### Material for this task

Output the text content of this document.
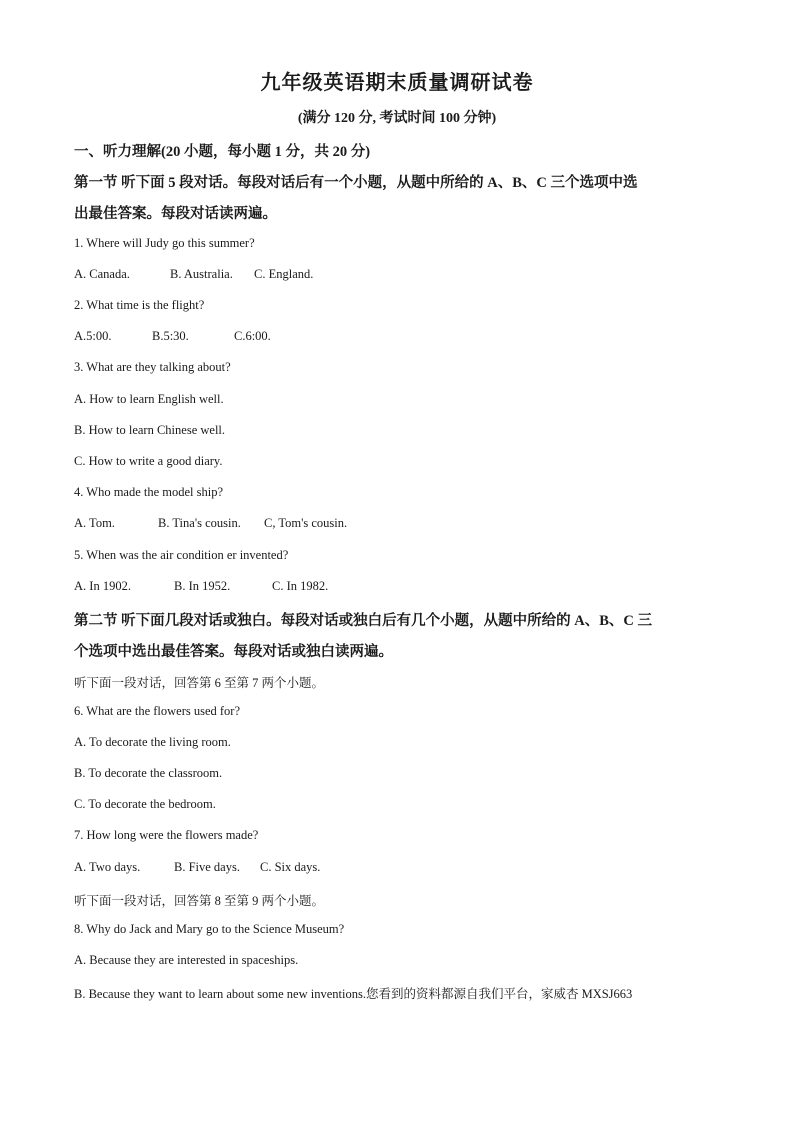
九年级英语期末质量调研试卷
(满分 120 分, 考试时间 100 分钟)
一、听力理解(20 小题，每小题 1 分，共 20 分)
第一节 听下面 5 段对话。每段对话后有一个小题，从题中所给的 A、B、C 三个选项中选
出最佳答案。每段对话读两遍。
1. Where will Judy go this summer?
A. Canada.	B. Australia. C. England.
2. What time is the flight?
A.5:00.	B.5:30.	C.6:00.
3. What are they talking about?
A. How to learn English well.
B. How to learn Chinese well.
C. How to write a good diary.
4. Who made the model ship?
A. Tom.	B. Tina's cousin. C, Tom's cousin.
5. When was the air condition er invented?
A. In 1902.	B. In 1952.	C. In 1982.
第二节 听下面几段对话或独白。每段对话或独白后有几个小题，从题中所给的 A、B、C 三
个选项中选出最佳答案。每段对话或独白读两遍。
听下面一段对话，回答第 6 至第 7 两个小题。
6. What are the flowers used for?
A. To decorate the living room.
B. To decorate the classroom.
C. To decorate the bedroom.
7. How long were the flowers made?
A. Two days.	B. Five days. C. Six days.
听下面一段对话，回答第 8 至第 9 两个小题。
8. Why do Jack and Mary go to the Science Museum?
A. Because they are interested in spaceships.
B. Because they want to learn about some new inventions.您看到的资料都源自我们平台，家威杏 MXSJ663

==

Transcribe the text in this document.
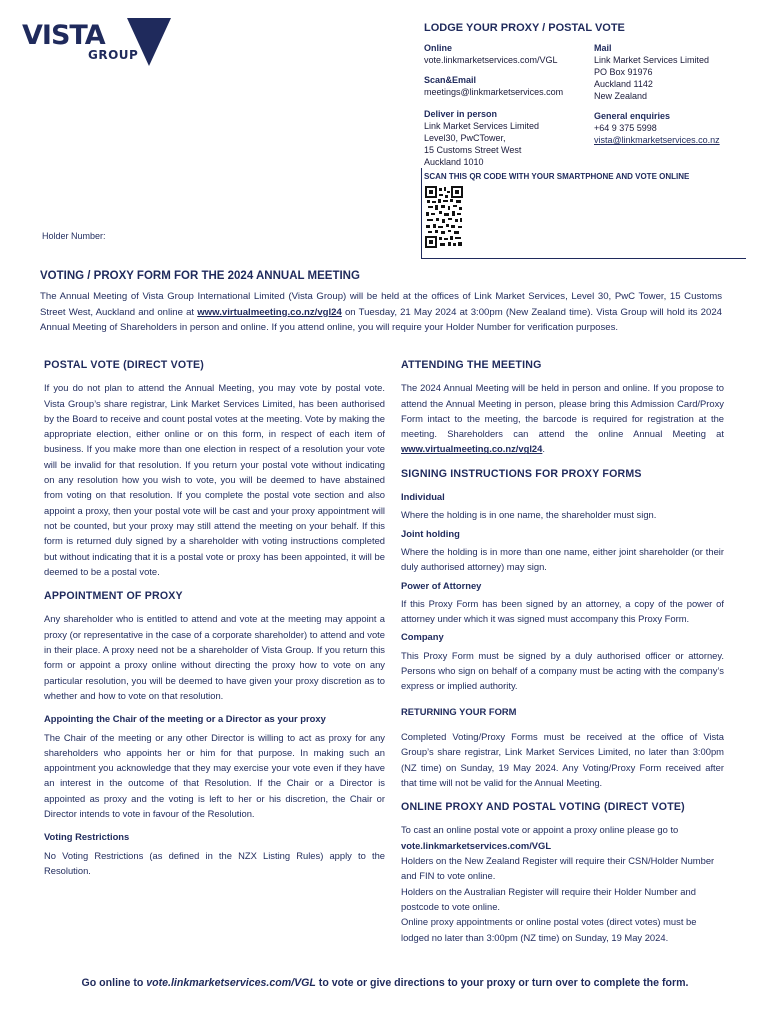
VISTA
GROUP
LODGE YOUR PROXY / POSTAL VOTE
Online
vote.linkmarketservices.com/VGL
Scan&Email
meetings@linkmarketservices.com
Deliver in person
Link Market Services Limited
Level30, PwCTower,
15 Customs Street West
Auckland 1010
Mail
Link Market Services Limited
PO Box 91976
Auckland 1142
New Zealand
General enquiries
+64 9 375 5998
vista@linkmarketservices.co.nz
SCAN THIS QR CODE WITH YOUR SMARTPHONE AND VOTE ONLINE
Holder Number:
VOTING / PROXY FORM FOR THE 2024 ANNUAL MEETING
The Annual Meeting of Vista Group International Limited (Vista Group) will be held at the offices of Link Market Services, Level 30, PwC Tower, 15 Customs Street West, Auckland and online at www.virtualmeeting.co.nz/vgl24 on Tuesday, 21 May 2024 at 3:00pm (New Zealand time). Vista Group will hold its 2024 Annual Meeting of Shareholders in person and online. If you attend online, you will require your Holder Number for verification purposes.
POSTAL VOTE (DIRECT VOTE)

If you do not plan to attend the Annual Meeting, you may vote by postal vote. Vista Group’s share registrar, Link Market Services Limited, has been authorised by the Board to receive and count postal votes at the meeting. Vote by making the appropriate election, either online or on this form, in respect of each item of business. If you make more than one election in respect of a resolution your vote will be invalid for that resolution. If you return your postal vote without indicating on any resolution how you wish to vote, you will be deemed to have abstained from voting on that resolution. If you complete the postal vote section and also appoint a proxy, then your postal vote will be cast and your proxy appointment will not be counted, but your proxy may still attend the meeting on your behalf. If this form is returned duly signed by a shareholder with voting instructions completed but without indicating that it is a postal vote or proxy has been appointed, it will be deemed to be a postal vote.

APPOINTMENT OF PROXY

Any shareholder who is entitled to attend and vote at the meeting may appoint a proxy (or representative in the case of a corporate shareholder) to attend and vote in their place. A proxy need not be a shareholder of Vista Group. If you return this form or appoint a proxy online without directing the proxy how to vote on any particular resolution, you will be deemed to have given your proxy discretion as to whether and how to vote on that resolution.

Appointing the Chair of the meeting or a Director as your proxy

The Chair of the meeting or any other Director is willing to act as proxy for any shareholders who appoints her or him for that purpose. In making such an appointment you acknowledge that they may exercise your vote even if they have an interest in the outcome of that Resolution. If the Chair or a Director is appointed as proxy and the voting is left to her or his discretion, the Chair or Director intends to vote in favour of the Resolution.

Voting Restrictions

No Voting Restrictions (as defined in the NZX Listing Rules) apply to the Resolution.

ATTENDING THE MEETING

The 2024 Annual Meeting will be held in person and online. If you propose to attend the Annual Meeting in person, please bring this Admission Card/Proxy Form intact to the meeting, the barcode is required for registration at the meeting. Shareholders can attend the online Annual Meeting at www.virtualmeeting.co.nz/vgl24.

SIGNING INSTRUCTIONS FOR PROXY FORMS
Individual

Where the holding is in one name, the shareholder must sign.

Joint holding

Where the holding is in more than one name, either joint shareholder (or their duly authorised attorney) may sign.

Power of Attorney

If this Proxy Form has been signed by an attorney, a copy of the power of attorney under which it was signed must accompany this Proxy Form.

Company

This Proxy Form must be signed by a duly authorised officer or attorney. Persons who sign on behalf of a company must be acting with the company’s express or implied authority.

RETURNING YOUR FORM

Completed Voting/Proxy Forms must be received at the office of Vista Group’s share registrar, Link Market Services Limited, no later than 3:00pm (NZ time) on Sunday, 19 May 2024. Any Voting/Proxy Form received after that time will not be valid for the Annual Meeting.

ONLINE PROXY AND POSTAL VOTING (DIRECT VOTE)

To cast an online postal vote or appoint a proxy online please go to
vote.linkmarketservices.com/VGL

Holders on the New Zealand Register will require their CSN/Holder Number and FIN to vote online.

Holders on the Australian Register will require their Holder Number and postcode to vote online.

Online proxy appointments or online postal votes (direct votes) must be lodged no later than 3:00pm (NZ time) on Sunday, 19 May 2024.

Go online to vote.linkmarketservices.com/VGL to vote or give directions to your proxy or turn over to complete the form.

---

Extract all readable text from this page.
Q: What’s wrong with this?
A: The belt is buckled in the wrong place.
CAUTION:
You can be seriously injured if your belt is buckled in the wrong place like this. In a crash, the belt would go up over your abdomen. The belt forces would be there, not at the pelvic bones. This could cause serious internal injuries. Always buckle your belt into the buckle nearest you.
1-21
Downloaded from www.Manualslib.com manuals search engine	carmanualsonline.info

### What is required
Find all lines holding the string "Where" and copy them.

### Written response
1. Where will Judy go this summer?
Where the holding is in one name, the shareholder must sign.
Where the holding is in more than one name, either joint shareholder (or their duly authorised attorney) may sign.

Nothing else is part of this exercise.